● Given instruction
Scan the records for the word "axiale". Copy each line that includes it.

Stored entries
···
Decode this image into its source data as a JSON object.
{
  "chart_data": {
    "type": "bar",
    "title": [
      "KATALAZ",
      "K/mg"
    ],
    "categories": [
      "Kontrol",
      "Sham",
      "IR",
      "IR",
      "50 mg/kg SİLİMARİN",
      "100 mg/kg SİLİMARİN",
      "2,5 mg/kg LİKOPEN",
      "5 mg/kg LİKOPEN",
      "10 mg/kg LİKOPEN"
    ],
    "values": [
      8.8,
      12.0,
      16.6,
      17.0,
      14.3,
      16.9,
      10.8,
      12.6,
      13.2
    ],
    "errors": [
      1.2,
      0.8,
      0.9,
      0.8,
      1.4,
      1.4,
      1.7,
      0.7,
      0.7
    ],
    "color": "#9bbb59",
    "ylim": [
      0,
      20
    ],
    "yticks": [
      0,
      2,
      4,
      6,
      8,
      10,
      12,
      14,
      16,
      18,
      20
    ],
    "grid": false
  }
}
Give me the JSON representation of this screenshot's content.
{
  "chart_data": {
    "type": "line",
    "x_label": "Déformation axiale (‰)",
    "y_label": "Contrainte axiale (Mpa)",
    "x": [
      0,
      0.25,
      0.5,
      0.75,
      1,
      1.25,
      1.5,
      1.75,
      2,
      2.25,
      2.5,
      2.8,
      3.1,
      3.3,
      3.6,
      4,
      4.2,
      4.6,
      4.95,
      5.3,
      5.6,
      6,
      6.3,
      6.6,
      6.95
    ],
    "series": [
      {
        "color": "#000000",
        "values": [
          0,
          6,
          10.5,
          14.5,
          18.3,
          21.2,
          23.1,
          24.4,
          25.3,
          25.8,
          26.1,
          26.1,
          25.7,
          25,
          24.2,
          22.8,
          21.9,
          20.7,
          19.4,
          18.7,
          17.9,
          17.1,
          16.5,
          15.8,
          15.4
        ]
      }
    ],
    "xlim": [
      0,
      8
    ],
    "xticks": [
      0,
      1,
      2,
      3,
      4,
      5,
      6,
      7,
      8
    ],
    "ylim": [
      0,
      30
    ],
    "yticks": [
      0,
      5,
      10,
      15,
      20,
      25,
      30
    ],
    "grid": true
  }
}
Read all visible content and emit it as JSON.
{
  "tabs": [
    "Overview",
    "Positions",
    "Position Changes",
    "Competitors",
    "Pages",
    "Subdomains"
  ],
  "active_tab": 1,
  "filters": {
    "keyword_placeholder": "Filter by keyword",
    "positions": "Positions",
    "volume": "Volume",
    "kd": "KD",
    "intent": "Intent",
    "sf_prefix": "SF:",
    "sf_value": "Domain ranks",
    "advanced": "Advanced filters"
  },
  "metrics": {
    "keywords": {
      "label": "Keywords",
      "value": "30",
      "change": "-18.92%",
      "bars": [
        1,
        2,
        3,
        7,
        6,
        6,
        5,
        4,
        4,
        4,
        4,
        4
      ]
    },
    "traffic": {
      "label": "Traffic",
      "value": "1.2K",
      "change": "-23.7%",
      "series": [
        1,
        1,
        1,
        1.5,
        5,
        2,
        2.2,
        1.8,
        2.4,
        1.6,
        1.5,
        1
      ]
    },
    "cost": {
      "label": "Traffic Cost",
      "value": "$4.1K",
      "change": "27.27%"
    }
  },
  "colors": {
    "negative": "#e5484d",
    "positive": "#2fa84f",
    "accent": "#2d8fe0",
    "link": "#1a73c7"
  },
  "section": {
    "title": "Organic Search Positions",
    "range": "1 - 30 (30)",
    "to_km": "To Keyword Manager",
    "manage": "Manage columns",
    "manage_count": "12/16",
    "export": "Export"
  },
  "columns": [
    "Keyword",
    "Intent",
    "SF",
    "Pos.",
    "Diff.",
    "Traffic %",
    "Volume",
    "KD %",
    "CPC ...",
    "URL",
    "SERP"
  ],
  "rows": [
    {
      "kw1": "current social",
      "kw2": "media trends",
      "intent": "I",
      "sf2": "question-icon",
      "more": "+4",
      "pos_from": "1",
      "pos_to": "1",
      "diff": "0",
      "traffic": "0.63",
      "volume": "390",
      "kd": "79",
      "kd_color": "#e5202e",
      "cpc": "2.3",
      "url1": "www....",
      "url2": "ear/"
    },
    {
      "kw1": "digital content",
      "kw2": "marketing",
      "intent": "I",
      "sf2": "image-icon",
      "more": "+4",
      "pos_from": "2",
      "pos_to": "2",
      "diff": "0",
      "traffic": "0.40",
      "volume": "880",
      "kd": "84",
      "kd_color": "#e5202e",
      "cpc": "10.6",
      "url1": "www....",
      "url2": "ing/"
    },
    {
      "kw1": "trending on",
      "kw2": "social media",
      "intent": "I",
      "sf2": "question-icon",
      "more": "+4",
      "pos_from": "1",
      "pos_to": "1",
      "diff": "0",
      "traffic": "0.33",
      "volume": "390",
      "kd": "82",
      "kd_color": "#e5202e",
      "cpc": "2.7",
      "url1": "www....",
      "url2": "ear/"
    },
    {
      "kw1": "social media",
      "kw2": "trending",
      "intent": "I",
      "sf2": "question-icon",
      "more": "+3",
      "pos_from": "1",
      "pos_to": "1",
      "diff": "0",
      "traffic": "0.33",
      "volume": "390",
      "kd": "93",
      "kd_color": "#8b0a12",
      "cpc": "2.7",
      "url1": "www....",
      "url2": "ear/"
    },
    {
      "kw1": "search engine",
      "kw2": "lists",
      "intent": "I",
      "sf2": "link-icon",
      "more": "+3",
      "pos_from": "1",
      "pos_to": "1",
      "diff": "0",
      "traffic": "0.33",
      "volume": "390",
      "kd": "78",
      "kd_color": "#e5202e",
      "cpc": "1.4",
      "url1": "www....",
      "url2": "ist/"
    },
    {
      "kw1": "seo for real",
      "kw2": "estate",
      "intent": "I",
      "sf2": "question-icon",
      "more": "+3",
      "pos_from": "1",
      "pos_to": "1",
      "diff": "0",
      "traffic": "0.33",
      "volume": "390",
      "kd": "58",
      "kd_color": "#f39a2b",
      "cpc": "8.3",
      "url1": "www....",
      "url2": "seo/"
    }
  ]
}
···
● Response to this task
    "x_label": "Déformation axiale (‰)",
    "y_label": "Contrainte axiale (Mpa)",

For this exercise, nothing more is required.